The exercise –
Check each line of the records below and collect those that include the word "Acrobat".

Given records –
^^^^^^^^

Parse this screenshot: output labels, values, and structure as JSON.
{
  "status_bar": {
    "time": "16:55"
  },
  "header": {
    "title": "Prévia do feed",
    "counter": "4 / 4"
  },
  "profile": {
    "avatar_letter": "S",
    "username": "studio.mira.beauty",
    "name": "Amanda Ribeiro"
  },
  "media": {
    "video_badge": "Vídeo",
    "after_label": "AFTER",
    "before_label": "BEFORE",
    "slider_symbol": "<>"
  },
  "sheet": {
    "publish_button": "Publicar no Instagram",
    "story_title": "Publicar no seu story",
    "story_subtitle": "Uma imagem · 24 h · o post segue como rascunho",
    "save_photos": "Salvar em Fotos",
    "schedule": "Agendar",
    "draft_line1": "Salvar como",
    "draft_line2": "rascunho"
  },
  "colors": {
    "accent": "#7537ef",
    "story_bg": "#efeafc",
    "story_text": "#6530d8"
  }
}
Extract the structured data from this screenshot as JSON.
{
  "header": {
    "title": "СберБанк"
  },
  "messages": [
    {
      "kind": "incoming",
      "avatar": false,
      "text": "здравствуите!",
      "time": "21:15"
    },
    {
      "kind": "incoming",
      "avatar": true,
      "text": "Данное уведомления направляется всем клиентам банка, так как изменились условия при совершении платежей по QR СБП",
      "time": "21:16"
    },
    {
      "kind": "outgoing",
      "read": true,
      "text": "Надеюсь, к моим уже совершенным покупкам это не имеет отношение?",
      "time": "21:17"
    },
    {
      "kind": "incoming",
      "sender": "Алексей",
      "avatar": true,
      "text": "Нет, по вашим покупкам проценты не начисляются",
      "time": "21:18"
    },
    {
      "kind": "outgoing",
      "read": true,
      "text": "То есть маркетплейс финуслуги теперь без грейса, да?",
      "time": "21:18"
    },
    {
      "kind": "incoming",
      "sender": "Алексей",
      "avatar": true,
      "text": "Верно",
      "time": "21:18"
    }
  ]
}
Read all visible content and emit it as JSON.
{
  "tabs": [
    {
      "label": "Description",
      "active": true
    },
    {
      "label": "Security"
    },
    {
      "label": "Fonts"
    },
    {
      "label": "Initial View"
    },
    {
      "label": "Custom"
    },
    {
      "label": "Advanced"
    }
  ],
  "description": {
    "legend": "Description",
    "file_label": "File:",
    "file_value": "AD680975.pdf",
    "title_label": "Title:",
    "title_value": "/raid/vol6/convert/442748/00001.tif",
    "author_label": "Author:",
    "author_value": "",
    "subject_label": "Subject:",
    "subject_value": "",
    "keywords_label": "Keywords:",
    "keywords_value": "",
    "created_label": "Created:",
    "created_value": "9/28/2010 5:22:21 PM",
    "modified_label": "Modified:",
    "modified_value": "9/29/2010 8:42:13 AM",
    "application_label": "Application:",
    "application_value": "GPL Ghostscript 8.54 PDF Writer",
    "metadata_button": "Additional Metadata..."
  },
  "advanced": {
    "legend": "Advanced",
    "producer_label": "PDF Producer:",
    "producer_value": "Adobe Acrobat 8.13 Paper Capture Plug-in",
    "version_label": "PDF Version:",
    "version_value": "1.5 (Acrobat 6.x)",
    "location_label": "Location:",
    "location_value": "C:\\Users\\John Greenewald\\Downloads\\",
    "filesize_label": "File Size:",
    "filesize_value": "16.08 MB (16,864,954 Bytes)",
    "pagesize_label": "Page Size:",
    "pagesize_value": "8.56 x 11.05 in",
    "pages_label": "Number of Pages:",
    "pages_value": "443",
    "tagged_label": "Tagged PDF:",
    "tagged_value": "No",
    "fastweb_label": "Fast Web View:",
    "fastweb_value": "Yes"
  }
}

^^^^^^^^

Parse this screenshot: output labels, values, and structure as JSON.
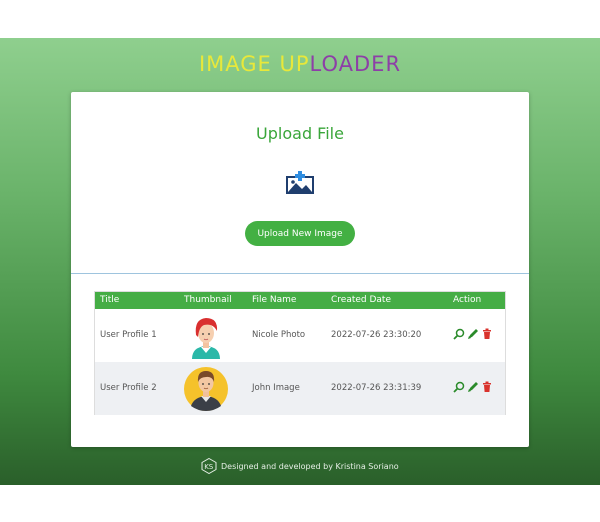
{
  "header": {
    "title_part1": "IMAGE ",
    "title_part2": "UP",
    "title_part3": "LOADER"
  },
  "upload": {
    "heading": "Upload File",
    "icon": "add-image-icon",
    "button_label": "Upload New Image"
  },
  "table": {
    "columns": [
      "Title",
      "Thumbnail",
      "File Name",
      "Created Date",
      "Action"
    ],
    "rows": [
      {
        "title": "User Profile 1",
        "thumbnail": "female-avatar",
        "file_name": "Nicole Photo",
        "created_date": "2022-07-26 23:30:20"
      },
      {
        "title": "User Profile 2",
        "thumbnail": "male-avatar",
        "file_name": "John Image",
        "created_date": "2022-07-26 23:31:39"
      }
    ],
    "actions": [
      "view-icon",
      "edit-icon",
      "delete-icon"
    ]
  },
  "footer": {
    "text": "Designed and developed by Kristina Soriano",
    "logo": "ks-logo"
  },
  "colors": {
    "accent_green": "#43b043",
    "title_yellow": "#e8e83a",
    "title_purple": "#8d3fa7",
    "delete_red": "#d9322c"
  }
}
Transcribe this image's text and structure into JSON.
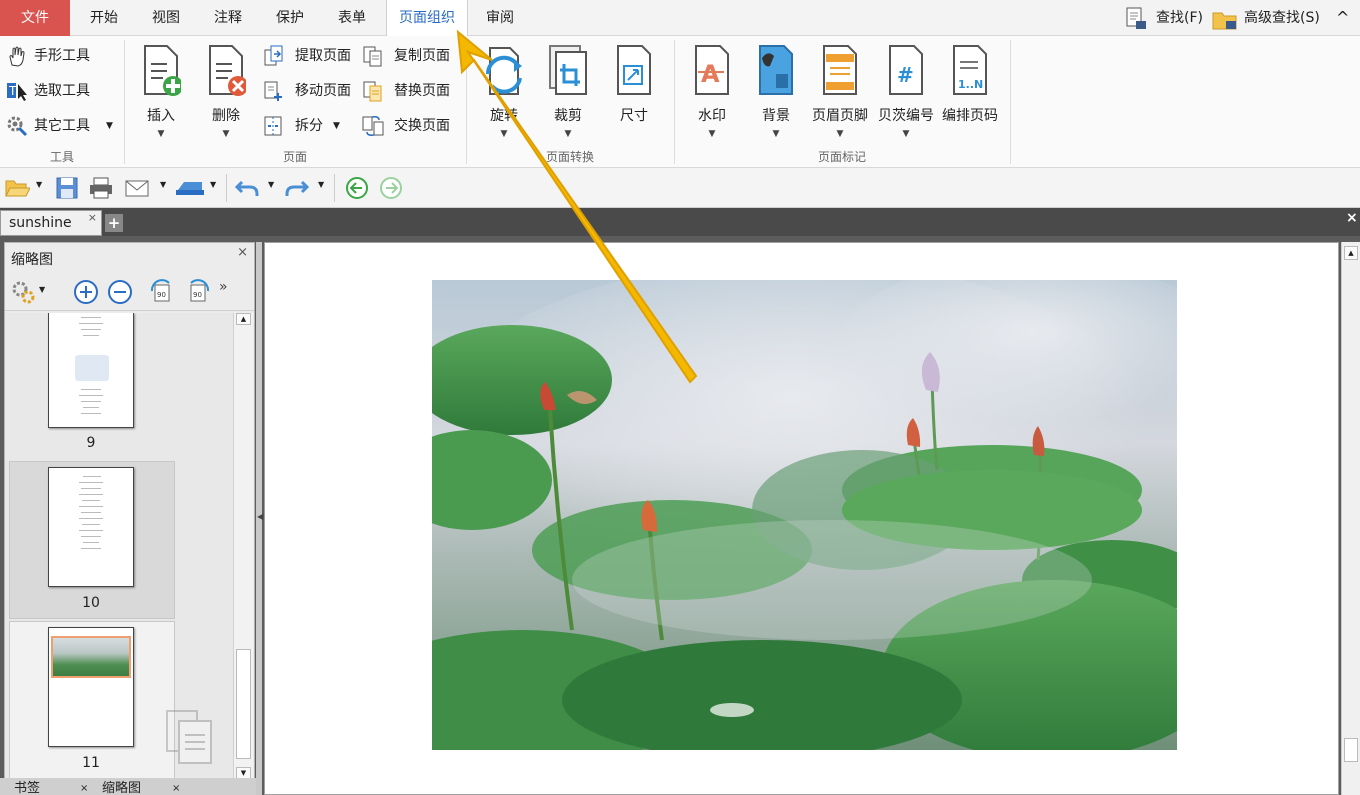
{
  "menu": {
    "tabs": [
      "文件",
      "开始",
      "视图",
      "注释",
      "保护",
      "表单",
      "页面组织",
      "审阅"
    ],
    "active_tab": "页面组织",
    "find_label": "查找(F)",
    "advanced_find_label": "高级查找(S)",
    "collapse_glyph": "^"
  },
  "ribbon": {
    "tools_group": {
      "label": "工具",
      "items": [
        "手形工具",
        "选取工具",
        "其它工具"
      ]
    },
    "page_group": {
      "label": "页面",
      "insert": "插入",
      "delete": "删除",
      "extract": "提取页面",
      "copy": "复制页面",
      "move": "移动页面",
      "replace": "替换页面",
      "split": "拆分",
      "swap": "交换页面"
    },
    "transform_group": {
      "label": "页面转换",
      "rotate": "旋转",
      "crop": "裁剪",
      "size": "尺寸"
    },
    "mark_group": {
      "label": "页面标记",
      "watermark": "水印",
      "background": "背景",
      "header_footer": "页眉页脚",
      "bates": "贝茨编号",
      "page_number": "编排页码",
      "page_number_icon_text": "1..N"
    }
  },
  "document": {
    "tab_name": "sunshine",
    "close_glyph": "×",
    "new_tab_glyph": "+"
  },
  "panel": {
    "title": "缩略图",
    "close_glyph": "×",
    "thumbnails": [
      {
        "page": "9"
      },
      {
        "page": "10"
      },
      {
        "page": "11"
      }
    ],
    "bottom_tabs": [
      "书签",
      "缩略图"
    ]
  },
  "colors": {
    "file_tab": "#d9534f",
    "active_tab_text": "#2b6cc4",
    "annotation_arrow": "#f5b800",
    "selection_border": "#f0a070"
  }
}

^^^^^^^^

Solved exercise –
    "producer_value": "Adobe Acrobat 8.13 Paper Capture Plug-in",
    "version_value": "1.5 (Acrobat 6.x)",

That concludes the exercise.